(Dataset items)
┄┄┄┄┄┄┄┄┄┄┄┄┄┄┄┄┄┄┄┄

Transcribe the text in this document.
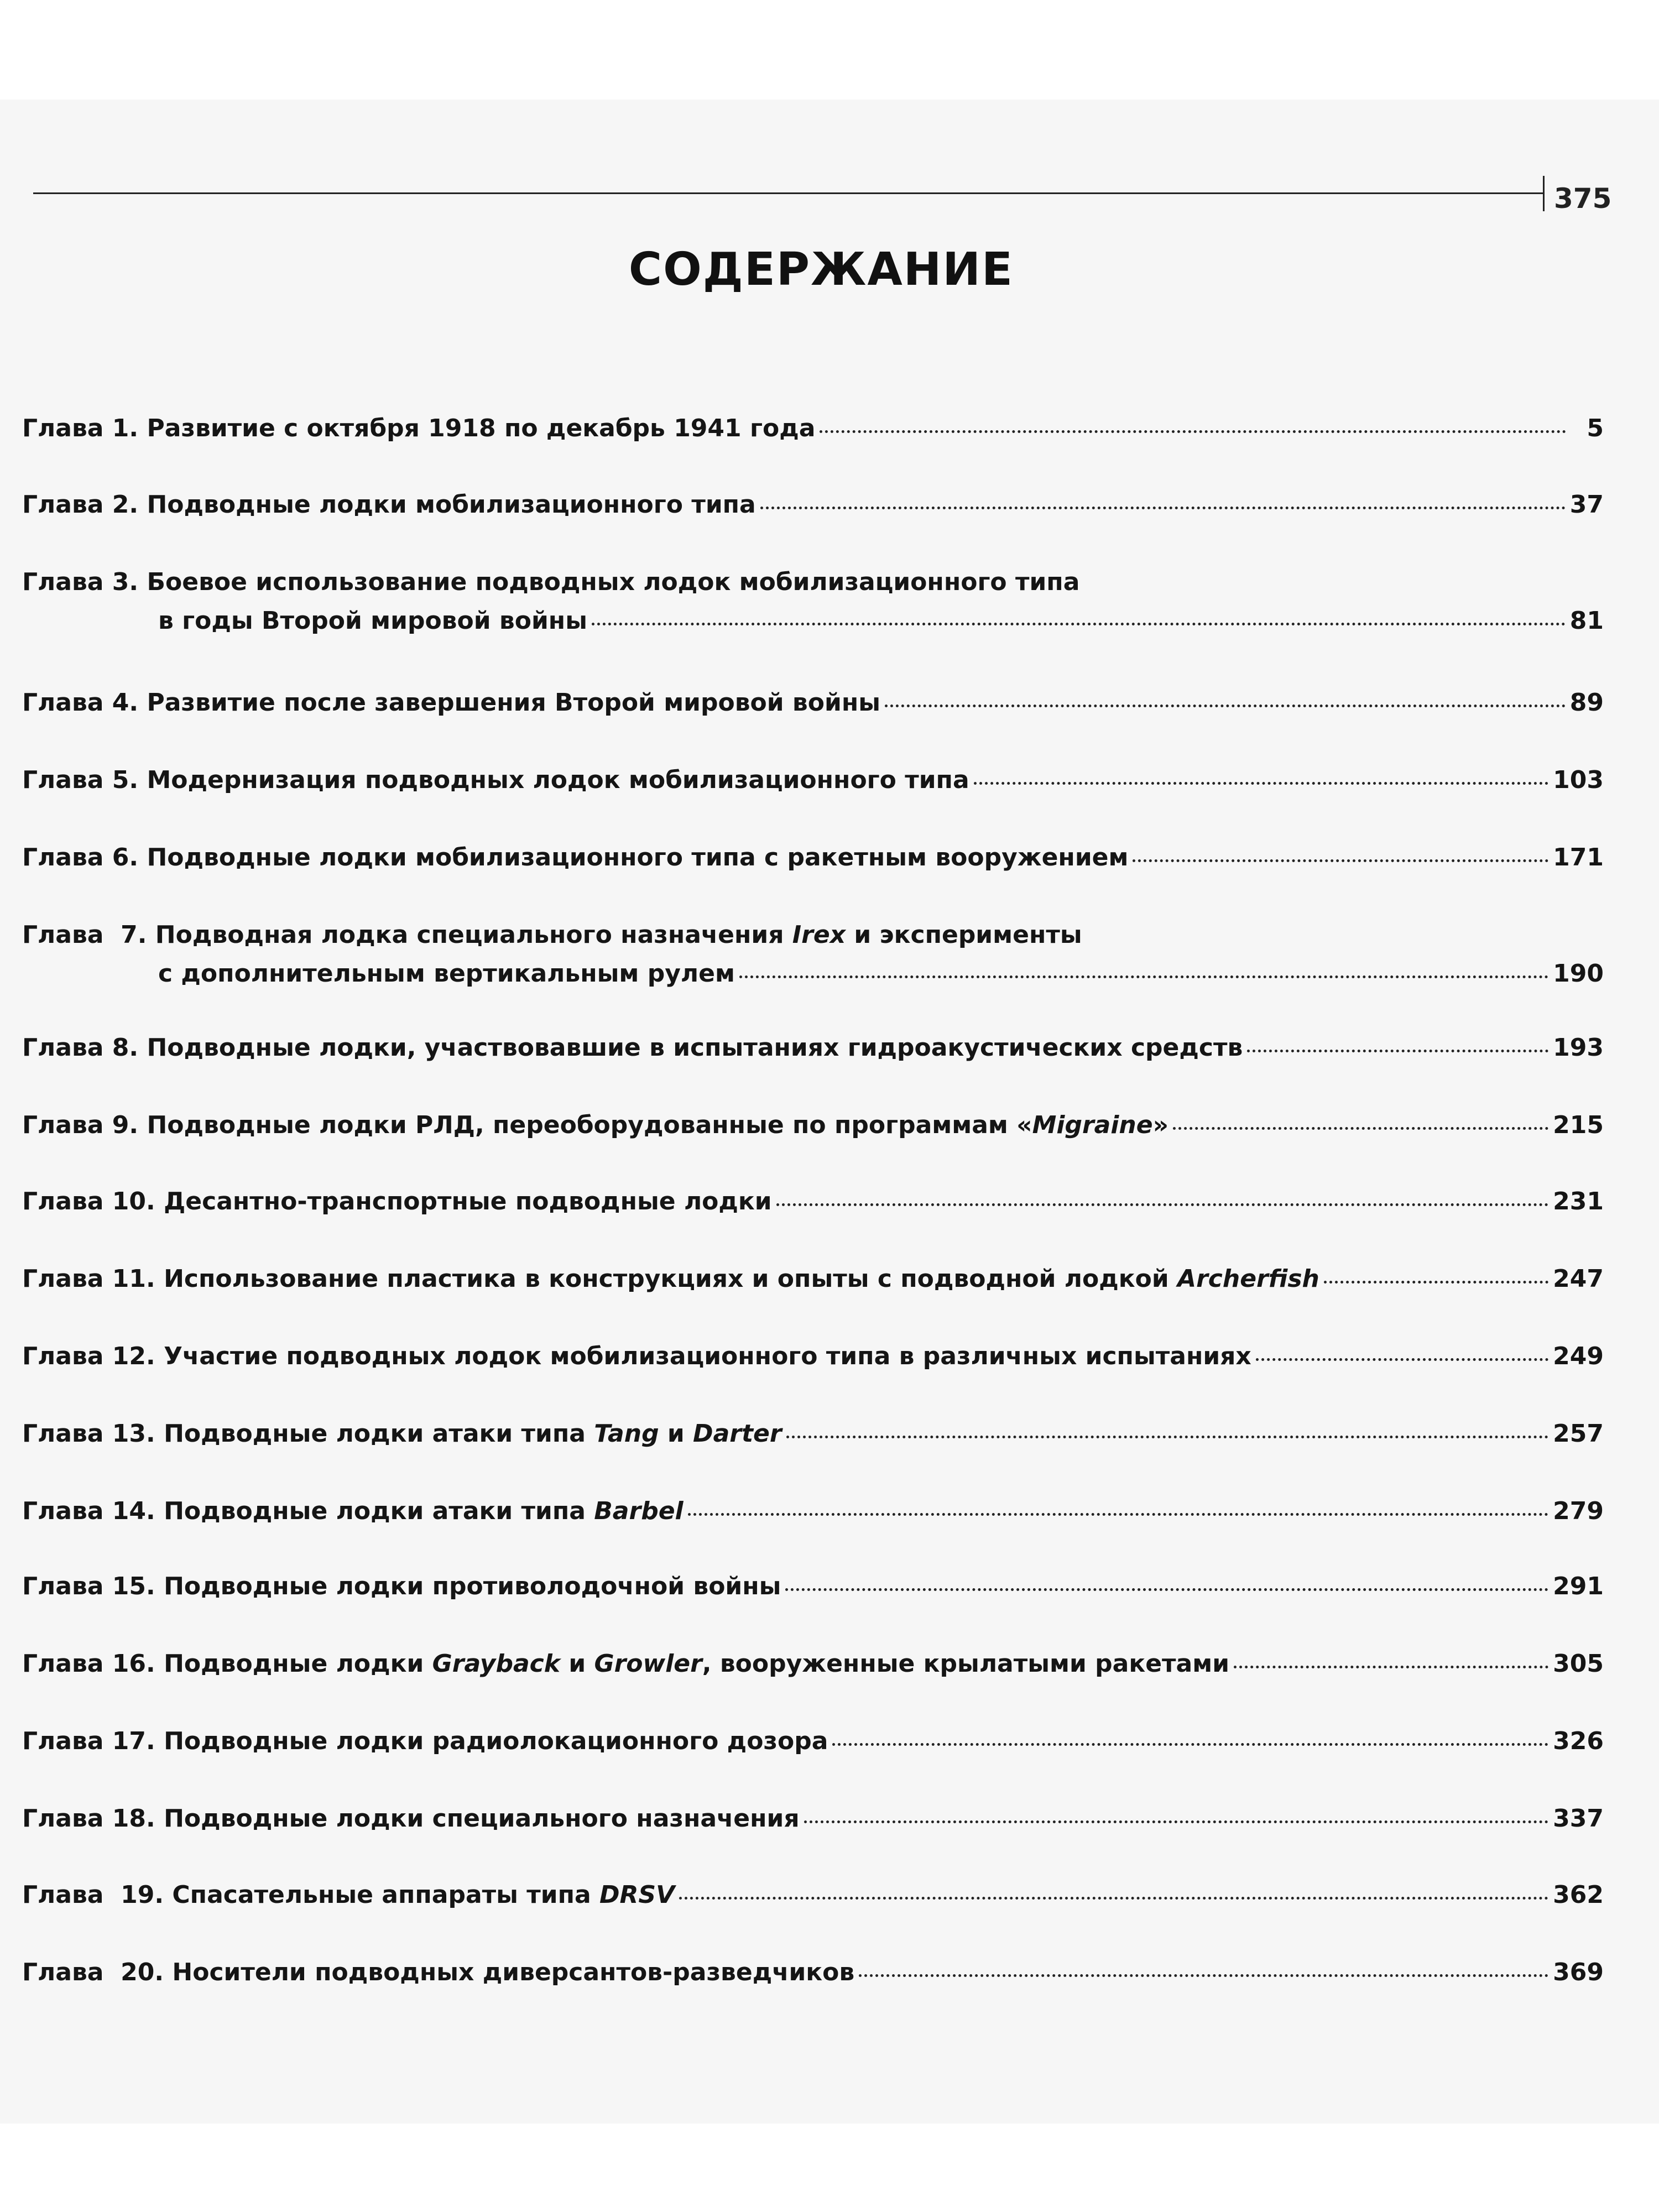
375
СОДЕРЖАНИЕ
Глава 1. Развитие с октября 1918 по декабрь 1941 года	5
Глава 2. Подводные лодки мобилизационного типа	37
Глава 3. Боевое использование подводных лодок мобилизационного типа
в годы Второй мировой войны	81
Глава 4. Развитие после завершения Второй мировой войны	89
Глава 5. Модернизация подводных лодок мобилизационного типа	103
Глава 6. Подводные лодки мобилизационного типа с ракетным вооружением	171
Глава  7. Подводная лодка специального назначения Irex и эксперименты
с дополнительным вертикальным рулем	190
Глава 8. Подводные лодки, участвовавшие в испытаниях гидроакустических средств	193
Глава 9. Подводные лодки РЛД, переоборудованные по программам «Migraine»	215
Глава 10. Десантно-транспортные подводные лодки	231
Глава 11. Использование пластика в конструкциях и опыты с подводной лодкой Archerfish	247
Глава 12. Участие подводных лодок мобилизационного типа в различных испытаниях	249
Глава 13. Подводные лодки атаки типа Tang и Darter	257
Глава 14. Подводные лодки атаки типа Barbel	279
Глава 15. Подводные лодки противолодочной войны	291
Глава 16. Подводные лодки Grayback и Growler, вооруженные крылатыми ракетами	305
Глава 17. Подводные лодки радиолокационного дозора	326
Глава 18. Подводные лодки специального назначения	337
Глава  19. Спасательные аппараты типа DRSV	362
Глава  20. Носители подводных диверсантов-разведчиков	369
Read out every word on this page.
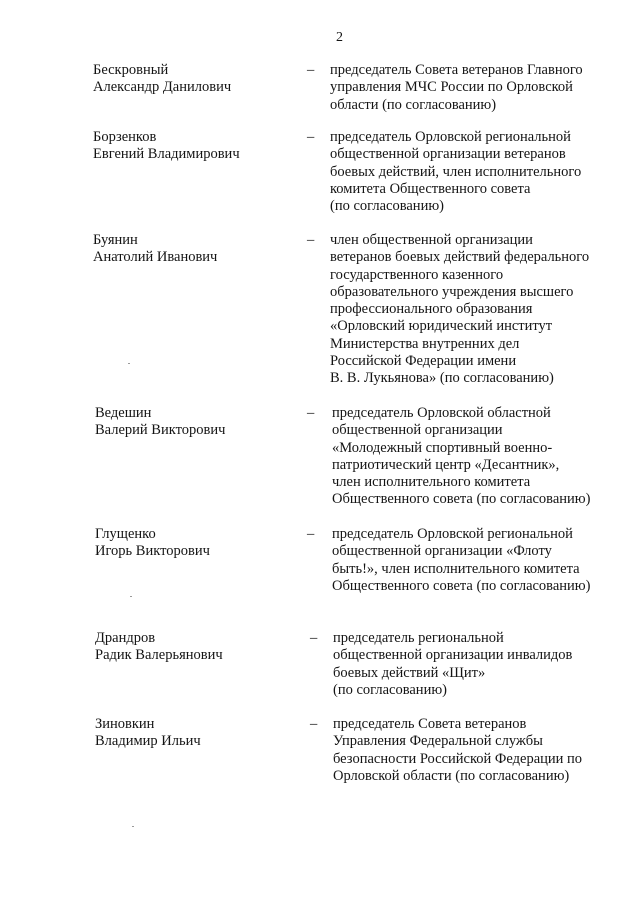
2
Бескровный
Александр Данилович
– председатель Совета ветеранов Главного
управления МЧС России по Орловской
области (по согласованию)
Борзенков
Евгений Владимирович
– председатель Орловской региональной
общественной организации ветеранов
боевых действий, член исполнительного
комитета Общественного совета
(по согласованию)
Буянин
Анатолий Иванович
– член общественной организации
ветеранов боевых действий федерального
государственного казенного
образовательного учреждения высшего
профессионального образования
«Орловский юридический институт
Министерства внутренних дел
Российской Федерации имени
В. В. Лукьянова» (по согласованию)
Ведешин
Валерий Викторович
– председатель Орловской областной
общественной организации
«Молодежный спортивный военно-
патриотический центр «Десантник»,
член исполнительного комитета
Общественного совета (по согласованию)
Глущенко
Игорь Викторович
– председатель Орловской региональной
общественной организации «Флоту
быть!», член исполнительного комитета
Общественного совета (по согласованию)
Драндров
Радик Валерьянович
– председатель региональной
общественной организации инвалидов
боевых действий «Щит»
(по согласованию)
Зиновкин
Владимир Ильич
– председатель Совета ветеранов
Управления Федеральной службы
безопасности Российской Федерации по
Орловской области (по согласованию)
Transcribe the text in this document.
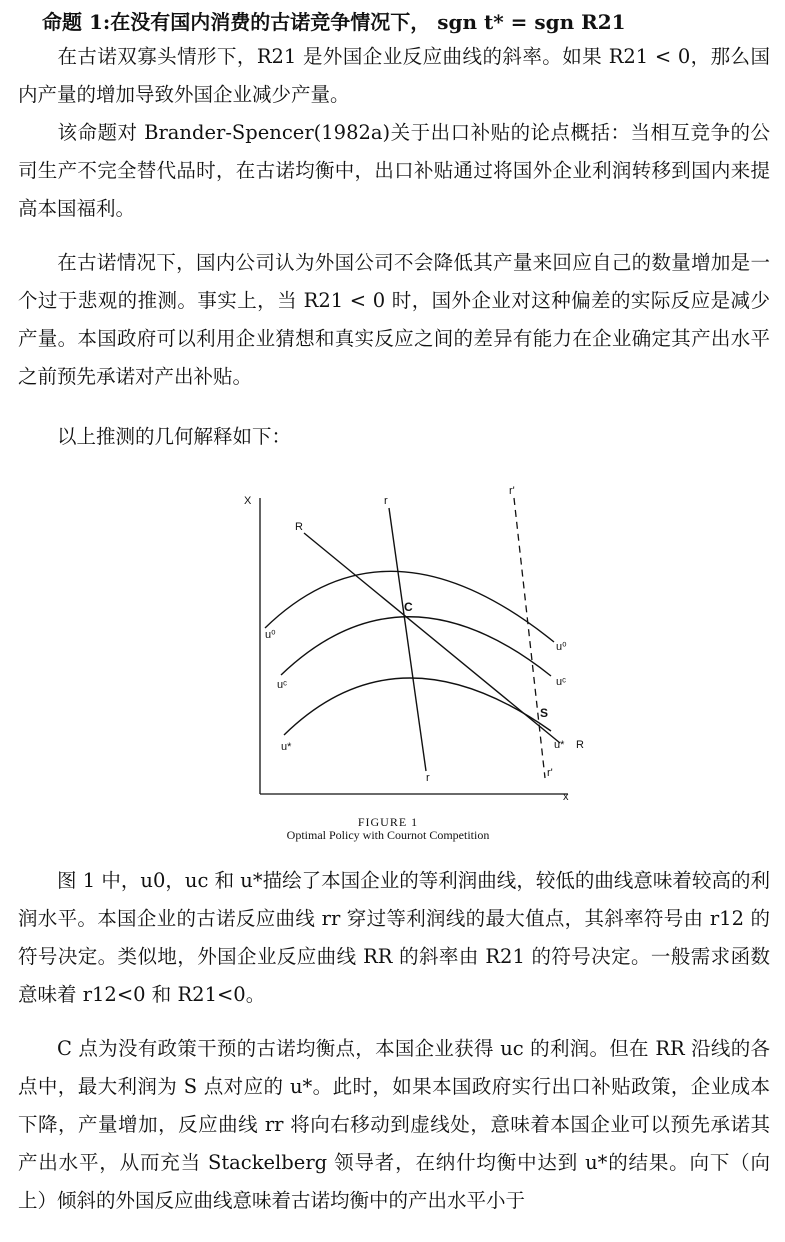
命题 1:在没有国内消费的古诺竞争情况下， sgn t* = sgn R21

在古诺双寡头情形下，R21 是外国企业反应曲线的斜率。如果 R21 < 0，那么国内产量的增加导致外国企业减少产量。

该命题对 Brander-Spencer(1982a)关于出口补贴的论点概括：当相互竞争的公司生产不完全替代品时，在古诺均衡中，出口补贴通过将国外企业利润转移到国内来提高本国福利。

在古诺情况下，国内公司认为外国公司不会降低其产量来回应自己的数量增加是一个过于悲观的推测。事实上，当 R21 < 0 时，国外企业对这种偏差的实际反应是减少产量。本国政府可以利用企业猜想和真实反应之间的差异有能力在企业确定其产出水平之前预先承诺对产出补贴。

以上推测的几何解释如下：

X
x
r
r
r'
r'
R
R
C
S
u⁰
u⁰
uᶜ	uᶜ
u*	u*
FIGURE 1
Optimal Policy with Cournot Competition

图 1 中，u0，uc 和 u*描绘了本国企业的等利润曲线，较低的曲线意味着较高的利润水平。本国企业的古诺反应曲线 rr 穿过等利润线的最大值点，其斜率符号由 r12 的符号决定。类似地，外国企业反应曲线 RR 的斜率由 R21 的符号决定。一般需求函数意味着 r12<0 和 R21<0。

C 点为没有政策干预的古诺均衡点，本国企业获得 uc 的利润。但在 RR 沿线的各点中，最大利润为 S 点对应的 u*。此时，如果本国政府实行出口补贴政策，企业成本下降，产量增加，反应曲线 rr 将向右移动到虚线处，意味着本国企业可以预先承诺其产出水平，从而充当 Stackelberg 领导者，在纳什均衡中达到 u*的结果。向下（向上）倾斜的外国反应曲线意味着古诺均衡中的产出水平小于
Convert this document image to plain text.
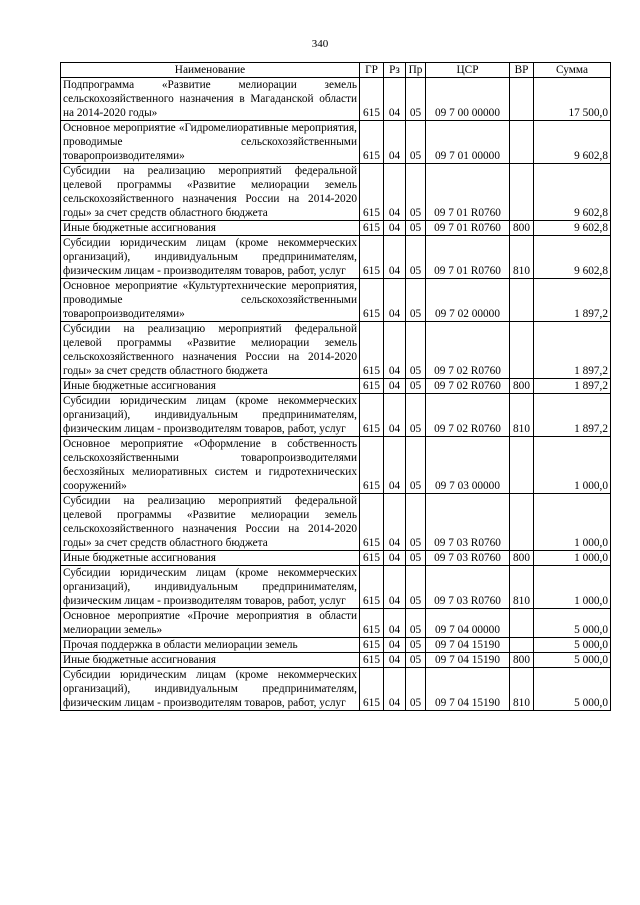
340
Наименование	ГР	Рз	Пр	ЦСР	ВР	Сумма
Подпрограмма «Развитие мелиорации земель сельскохозяйственного назначения в Магаданской области на 2014-2020 годы»	615	04	05	09 7 00 00000		17 500,0
Основное мероприятие «Гидромелиоративные мероприятия, проводимые сельскохозяйственными товаропроизводителями»	615	04	05	09 7 01 00000		9 602,8
Субсидии на реализацию мероприятий федеральной целевой программы «Развитие мелиорации земель сельскохозяйственного назначения России на 2014-2020 годы» за счет средств областного бюджета	615	04	05	09 7 01 R0760		9 602,8
Иные бюджетные ассигнования	615	04	05	09 7 01 R0760	800	9 602,8
Субсидии юридическим лицам (кроме некоммерческих организаций), индивидуальным предпринимателям, физическим лицам - производителям товаров, работ, услуг	615	04	05	09 7 01 R0760	810	9 602,8
Основное мероприятие «Культуртехнические мероприятия, проводимые сельскохозяйственными товаропроизводителями»	615	04	05	09 7 02 00000		1 897,2
Субсидии на реализацию мероприятий федеральной целевой программы «Развитие мелиорации земель сельскохозяйственного назначения России на 2014-2020 годы» за счет средств областного бюджета	615	04	05	09 7 02 R0760		1 897,2
Иные бюджетные ассигнования	615	04	05	09 7 02 R0760	800	1 897,2
Субсидии юридическим лицам (кроме некоммерческих организаций), индивидуальным предпринимателям, физическим лицам - производителям товаров, работ, услуг	615	04	05	09 7 02 R0760	810	1 897,2
Основное мероприятие «Оформление в собственность сельскохозяйственными товаропроизводителями бесхозяйных мелиоративных систем и гидротехнических сооружений»	615	04	05	09 7 03 00000		1 000,0
Субсидии на реализацию мероприятий федеральной целевой программы «Развитие мелиорации земель сельскохозяйственного назначения России на 2014-2020 годы» за счет средств областного бюджета	615	04	05	09 7 03 R0760		1 000,0
Иные бюджетные ассигнования	615	04	05	09 7 03 R0760	800	1 000,0
Субсидии юридическим лицам (кроме некоммерческих организаций), индивидуальным предпринимателям, физическим лицам - производителям товаров, работ, услуг	615	04	05	09 7 03 R0760	810	1 000,0
Основное мероприятие «Прочие мероприятия в области мелиорации земель»	615	04	05	09 7 04 00000		5 000,0
Прочая поддержка в области мелиорации земель	615	04	05	09 7 04 15190		5 000,0
Иные бюджетные ассигнования	615	04	05	09 7 04 15190	800	5 000,0
Субсидии юридическим лицам (кроме некоммерческих организаций), индивидуальным предпринимателям, физическим лицам - производителям товаров, работ, услуг	615	04	05	09 7 04 15190	810	5 000,0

┄┄┄┄┄┄┄┄┄┄┄┄┄┄┄┄┄┄┄┄

**Exercise task:**
From the listing above, copy all lines holding the word "мировой".

**Result:**
в годы Второй мировой войны	81
Глава 4. Развитие после завершения Второй мировой войны	89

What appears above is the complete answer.